● **Extracted data**
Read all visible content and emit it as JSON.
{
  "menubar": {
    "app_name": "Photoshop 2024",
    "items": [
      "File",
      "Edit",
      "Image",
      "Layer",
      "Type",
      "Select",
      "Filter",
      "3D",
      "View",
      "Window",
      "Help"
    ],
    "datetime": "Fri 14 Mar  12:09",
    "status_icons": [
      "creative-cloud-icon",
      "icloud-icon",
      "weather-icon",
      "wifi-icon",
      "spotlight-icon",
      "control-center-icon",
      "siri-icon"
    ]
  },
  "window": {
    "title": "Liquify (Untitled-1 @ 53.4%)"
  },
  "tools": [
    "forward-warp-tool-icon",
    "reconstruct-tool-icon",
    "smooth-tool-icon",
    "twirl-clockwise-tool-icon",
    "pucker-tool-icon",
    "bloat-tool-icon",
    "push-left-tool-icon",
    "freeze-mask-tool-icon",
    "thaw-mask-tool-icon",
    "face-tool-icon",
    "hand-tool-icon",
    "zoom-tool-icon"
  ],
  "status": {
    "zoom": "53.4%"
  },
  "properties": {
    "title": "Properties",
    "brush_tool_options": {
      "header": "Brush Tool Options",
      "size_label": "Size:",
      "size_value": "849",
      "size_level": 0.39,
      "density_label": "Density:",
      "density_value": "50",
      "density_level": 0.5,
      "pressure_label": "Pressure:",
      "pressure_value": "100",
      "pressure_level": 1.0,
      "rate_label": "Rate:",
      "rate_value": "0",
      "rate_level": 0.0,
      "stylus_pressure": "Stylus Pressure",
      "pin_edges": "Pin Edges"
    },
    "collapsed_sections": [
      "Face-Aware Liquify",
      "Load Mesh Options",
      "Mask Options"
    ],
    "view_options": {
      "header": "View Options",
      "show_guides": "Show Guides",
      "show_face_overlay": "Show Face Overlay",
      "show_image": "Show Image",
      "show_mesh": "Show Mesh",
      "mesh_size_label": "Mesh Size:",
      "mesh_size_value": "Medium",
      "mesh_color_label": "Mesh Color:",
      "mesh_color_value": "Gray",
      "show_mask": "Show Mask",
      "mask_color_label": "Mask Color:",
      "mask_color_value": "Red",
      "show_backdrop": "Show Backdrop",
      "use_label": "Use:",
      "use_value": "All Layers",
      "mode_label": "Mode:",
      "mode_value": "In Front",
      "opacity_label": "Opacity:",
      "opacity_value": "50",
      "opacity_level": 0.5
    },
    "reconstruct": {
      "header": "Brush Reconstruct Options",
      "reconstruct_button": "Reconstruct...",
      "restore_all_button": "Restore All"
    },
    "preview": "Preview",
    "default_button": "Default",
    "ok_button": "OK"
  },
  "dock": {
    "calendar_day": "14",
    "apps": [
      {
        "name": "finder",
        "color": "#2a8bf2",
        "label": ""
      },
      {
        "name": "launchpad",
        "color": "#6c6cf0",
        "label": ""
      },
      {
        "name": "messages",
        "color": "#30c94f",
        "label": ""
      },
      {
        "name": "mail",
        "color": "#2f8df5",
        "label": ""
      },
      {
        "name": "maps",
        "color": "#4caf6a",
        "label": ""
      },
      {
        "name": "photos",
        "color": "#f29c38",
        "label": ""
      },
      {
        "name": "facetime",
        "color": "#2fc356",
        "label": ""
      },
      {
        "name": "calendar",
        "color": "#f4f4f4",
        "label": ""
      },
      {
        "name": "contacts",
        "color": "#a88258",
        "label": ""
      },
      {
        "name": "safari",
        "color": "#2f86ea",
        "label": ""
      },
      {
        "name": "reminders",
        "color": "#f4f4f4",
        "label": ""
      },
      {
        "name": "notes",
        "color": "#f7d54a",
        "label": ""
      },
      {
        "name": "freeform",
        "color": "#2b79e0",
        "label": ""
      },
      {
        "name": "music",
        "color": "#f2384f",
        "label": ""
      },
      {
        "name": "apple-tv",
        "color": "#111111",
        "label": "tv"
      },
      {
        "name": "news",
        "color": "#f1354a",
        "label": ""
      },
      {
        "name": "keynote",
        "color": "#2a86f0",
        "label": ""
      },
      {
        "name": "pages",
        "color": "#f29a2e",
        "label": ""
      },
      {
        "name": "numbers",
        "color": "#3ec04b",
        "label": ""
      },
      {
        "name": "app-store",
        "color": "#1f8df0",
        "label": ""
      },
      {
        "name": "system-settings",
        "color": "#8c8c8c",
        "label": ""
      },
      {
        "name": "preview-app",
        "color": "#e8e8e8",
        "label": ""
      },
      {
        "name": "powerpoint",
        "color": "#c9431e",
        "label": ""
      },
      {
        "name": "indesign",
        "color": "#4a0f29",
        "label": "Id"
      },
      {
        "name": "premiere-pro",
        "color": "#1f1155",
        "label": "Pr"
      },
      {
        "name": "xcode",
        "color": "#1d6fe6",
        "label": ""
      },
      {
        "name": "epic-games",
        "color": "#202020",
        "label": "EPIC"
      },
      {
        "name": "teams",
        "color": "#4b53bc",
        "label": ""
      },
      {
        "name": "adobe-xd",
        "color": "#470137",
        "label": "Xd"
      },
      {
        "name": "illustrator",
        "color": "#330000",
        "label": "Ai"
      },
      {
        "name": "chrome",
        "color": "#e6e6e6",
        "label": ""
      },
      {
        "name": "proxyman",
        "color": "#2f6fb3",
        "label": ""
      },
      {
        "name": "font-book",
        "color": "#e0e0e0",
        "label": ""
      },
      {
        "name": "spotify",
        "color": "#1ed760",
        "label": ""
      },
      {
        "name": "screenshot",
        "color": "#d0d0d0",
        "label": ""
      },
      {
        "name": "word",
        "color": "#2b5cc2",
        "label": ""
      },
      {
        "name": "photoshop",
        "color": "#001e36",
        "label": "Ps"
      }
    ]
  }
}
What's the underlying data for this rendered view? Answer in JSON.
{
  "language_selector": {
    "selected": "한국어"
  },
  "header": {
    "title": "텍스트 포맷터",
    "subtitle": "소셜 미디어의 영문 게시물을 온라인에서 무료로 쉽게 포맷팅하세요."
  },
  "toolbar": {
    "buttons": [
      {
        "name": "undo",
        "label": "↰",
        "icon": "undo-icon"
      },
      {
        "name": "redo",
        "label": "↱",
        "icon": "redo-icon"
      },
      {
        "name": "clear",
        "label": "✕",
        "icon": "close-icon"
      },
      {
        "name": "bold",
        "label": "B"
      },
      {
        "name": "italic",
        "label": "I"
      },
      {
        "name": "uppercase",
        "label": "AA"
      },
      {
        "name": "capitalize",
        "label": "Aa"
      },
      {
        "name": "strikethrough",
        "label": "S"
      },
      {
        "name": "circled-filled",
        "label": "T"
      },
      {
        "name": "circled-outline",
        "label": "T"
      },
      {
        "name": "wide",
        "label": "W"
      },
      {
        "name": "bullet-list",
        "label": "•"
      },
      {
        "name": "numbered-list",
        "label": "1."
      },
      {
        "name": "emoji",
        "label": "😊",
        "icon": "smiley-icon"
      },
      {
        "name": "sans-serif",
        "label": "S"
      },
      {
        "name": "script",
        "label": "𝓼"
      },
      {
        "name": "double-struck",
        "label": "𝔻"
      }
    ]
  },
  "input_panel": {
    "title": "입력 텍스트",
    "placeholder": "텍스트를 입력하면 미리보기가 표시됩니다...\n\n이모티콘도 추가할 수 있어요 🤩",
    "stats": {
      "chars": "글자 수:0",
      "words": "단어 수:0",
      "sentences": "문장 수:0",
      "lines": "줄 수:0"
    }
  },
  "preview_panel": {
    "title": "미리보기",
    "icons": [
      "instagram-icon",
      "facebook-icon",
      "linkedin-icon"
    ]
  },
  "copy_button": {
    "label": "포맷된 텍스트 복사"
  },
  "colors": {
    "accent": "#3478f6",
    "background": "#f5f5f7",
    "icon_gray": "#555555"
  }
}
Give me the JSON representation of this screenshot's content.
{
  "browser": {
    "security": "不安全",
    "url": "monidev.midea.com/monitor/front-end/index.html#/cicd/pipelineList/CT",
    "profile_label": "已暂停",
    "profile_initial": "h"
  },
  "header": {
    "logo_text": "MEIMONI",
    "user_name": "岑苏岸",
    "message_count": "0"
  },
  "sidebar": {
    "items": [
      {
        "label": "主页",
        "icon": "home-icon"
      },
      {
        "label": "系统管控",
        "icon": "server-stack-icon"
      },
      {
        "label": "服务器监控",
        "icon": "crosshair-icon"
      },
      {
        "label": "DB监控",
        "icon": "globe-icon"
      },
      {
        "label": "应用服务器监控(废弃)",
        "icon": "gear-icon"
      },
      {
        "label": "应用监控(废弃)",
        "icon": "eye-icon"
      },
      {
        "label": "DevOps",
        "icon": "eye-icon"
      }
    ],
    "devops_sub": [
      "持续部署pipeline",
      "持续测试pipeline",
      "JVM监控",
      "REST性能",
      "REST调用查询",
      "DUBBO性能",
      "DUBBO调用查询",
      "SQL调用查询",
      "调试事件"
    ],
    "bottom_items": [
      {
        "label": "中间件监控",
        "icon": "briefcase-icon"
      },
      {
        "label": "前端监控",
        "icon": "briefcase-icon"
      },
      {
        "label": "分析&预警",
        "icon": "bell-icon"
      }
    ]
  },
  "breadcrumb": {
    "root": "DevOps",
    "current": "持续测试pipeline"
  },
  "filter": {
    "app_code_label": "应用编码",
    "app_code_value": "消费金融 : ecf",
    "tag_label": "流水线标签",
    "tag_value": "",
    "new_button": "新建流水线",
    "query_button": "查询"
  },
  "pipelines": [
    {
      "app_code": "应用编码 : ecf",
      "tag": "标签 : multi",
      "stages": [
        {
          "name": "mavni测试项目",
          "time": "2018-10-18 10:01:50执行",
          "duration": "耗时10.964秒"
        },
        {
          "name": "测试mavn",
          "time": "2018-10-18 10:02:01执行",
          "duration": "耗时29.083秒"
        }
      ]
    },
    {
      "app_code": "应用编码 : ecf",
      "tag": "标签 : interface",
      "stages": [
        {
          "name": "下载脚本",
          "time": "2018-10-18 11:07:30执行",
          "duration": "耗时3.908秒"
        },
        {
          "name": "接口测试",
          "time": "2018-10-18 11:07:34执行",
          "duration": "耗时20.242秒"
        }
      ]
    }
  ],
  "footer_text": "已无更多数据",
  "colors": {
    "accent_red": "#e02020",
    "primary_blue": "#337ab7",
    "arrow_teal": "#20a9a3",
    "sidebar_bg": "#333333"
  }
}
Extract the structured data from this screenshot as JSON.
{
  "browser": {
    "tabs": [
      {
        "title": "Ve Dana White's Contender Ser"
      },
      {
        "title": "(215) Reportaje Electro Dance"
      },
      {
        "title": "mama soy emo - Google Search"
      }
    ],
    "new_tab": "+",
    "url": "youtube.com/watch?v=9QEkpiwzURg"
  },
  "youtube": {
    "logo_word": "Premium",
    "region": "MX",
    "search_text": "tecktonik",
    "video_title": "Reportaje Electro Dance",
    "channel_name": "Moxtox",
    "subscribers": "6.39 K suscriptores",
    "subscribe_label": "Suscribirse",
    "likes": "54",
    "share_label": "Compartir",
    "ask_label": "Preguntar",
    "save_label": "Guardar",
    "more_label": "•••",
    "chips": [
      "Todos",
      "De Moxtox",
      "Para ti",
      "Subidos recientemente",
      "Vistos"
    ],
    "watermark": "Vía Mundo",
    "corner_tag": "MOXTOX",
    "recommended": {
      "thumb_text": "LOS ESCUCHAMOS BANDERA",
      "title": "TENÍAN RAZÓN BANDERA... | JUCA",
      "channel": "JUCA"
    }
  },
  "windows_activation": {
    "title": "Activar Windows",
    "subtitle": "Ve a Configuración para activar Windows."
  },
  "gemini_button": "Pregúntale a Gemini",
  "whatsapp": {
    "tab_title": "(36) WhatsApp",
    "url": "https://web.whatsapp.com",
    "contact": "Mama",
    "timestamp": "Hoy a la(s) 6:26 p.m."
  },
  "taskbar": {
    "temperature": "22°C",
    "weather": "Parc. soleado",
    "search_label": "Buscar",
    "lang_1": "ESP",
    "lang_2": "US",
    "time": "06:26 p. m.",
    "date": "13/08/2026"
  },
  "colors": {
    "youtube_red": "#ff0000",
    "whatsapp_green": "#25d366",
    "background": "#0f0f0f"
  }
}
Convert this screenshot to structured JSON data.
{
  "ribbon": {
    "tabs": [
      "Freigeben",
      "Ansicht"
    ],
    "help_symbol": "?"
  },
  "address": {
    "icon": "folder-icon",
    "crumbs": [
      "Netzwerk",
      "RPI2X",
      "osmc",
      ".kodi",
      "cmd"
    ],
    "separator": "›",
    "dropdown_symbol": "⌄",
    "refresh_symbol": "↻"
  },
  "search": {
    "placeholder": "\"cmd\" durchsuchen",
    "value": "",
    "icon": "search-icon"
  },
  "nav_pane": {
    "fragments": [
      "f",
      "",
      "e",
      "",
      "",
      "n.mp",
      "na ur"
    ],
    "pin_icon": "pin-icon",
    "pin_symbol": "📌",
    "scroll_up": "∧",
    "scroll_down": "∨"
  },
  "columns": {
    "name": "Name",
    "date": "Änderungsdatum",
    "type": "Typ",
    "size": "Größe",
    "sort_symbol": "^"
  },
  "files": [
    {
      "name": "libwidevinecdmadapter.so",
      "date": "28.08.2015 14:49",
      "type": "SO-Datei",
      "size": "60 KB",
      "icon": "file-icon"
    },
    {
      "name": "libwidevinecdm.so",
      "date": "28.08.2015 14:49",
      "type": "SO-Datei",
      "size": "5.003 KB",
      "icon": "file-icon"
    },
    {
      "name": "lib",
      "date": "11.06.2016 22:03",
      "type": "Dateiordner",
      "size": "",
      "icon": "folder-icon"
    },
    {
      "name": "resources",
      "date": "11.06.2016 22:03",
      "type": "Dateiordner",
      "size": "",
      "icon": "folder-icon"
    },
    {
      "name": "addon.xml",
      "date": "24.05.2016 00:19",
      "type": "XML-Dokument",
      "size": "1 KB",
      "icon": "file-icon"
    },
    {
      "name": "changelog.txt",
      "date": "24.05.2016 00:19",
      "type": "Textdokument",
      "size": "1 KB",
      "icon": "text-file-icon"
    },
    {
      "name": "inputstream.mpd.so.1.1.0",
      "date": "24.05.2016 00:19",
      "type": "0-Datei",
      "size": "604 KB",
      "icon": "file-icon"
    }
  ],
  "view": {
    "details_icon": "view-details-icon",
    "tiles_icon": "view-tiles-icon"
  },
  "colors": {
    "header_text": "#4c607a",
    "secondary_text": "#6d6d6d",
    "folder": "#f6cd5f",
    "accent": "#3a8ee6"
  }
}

● **Exercise**
Check each line of the records above for "background", and copy those that have it.

● **Exercise solution**
    "background": "#f5f5f7",
    "background": "#0f0f0f"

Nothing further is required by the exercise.